Data records:
+ + + +

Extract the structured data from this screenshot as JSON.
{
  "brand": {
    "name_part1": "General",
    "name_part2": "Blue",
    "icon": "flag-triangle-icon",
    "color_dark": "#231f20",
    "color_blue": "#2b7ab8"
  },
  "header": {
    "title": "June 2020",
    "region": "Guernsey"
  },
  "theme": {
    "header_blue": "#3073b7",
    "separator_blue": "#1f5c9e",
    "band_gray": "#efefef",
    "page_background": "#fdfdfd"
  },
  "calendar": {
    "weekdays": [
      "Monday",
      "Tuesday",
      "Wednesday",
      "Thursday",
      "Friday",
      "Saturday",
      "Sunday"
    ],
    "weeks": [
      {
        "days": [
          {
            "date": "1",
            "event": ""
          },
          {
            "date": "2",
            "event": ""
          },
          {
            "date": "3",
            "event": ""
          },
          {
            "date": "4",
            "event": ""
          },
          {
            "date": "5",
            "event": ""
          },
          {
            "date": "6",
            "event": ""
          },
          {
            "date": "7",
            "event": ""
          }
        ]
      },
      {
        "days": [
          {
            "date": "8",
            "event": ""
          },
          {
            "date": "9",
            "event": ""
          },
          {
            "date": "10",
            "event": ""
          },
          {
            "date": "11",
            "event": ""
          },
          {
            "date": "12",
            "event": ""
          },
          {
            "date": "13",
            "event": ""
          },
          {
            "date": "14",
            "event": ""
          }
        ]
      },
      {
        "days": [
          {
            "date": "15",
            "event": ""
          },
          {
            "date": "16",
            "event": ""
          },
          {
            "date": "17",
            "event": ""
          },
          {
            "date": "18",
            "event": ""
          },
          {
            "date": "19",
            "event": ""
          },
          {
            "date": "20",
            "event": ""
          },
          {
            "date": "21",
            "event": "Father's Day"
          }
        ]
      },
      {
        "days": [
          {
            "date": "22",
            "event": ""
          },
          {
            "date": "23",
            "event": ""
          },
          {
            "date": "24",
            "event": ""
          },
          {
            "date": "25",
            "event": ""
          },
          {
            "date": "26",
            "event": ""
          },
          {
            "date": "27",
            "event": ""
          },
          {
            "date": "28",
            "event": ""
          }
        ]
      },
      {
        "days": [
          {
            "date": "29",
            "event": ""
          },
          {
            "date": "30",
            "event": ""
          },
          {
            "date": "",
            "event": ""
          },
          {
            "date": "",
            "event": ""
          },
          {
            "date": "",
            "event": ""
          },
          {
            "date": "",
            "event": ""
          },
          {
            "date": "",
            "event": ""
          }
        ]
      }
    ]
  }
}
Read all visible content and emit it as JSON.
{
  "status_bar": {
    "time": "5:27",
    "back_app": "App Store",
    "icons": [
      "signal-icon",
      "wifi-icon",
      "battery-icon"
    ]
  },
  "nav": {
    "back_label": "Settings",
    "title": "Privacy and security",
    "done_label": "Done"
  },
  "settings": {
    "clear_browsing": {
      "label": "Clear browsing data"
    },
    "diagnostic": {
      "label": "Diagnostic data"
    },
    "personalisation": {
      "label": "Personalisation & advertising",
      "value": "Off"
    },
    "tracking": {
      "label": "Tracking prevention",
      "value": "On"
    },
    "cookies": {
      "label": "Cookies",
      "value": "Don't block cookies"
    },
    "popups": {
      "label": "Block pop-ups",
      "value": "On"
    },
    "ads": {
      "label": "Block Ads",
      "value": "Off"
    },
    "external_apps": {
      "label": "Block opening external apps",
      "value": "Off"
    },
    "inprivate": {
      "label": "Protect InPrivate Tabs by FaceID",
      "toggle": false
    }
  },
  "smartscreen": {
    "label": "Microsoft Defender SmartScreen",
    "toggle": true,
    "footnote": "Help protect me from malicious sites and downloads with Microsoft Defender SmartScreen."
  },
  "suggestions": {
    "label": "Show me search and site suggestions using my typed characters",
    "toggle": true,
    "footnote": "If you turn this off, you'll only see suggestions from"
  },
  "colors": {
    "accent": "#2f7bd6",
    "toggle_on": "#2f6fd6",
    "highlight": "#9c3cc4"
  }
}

+ + + +

▶ **What is asked**
Each record above should be repeated exactly as it appears.

▶ **Output below**
Extract the structured data from this screenshot as JSON.
{
  "brand": {
    "name_part1": "General",
    "name_part2": "Blue",
    "icon": "flag-triangle-icon",
    "color_dark": "#231f20",
    "color_blue": "#2b7ab8"
  },
  "header": {
    "title": "June 2020",
    "region": "Guernsey"
  },
  "theme": {
    "header_blue": "#3073b7",
    "separator_blue": "#1f5c9e",
    "band_gray": "#efefef",
    "page_background": "#fdfdfd"
  },
  "calendar": {
    "weekdays": [
      "Monday",
      "Tuesday",
      "Wednesday",
      "Thursday",
      "Friday",
      "Saturday",
      "Sunday"
    ],
    "weeks": [
      {
        "days": [
          {
            "date": "1",
            "event": ""
          },
          {
            "date": "2",
            "event": ""
          },
          {
            "date": "3",
            "event": ""
          },
          {
            "date": "4",
            "event": ""
          },
          {
            "date": "5",
            "event": ""
          },
          {
            "date": "6",
            "event": ""
          },
          {
            "date": "7",
            "event": ""
          }
        ]
      },
      {
        "days": [
          {
            "date": "8",
            "event": ""
          },
          {
            "date": "9",
            "event": ""
          },
          {
            "date": "10",
            "event": ""
          },
          {
            "date": "11",
            "event": ""
          },
          {
            "date": "12",
            "event": ""
          },
          {
            "date": "13",
            "event": ""
          },
          {
            "date": "14",
            "event": ""
          }
        ]
      },
      {
        "days": [
          {
            "date": "15",
            "event": ""
          },
          {
            "date": "16",
            "event": ""
          },
          {
            "date": "17",
            "event": ""
          },
          {
            "date": "18",
            "event": ""
          },
          {
            "date": "19",
            "event": ""
          },
          {
            "date": "20",
            "event": ""
          },
          {
            "date": "21",
            "event": "Father's Day"
          }
        ]
      },
      {
        "days": [
          {
            "date": "22",
            "event": ""
          },
          {
            "date": "23",
            "event": ""
          },
          {
            "date": "24",
            "event": ""
          },
          {
            "date": "25",
            "event": ""
          },
          {
            "date": "26",
            "event": ""
          },
          {
            "date": "27",
            "event": ""
          },
          {
            "date": "28",
            "event": ""
          }
        ]
      },
      {
        "days": [
          {
            "date": "29",
            "event": ""
          },
          {
            "date": "30",
            "event": ""
          },
          {
            "date": "",
            "event": ""
          },
          {
            "date": "",
            "event": ""
          },
          {
            "date": "",
            "event": ""
          },
          {
            "date": "",
            "event": ""
          },
          {
            "date": "",
            "event": ""
          }
        ]
      }
    ]
  }
}
Read all visible content and emit it as JSON.
{
  "status_bar": {
    "time": "5:27",
    "back_app": "App Store",
    "icons": [
      "signal-icon",
      "wifi-icon",
      "battery-icon"
    ]
  },
  "nav": {
    "back_label": "Settings",
    "title": "Privacy and security",
    "done_label": "Done"
  },
  "settings": {
    "clear_browsing": {
      "label": "Clear browsing data"
    },
    "diagnostic": {
      "label": "Diagnostic data"
    },
    "personalisation": {
      "label": "Personalisation & advertising",
      "value": "Off"
    },
    "tracking": {
      "label": "Tracking prevention",
      "value": "On"
    },
    "cookies": {
      "label": "Cookies",
      "value": "Don't block cookies"
    },
    "popups": {
      "label": "Block pop-ups",
      "value": "On"
    },
    "ads": {
      "label": "Block Ads",
      "value": "Off"
    },
    "external_apps": {
      "label": "Block opening external apps",
      "value": "Off"
    },
    "inprivate": {
      "label": "Protect InPrivate Tabs by FaceID",
      "toggle": false
    }
  },
  "smartscreen": {
    "label": "Microsoft Defender SmartScreen",
    "toggle": true,
    "footnote": "Help protect me from malicious sites and downloads with Microsoft Defender SmartScreen."
  },
  "suggestions": {
    "label": "Show me search and site suggestions using my typed characters",
    "toggle": true,
    "footnote": "If you turn this off, you'll only see suggestions from"
  },
  "colors": {
    "accent": "#2f7bd6",
    "toggle_on": "#2f6fd6",
    "highlight": "#9c3cc4"
  }
}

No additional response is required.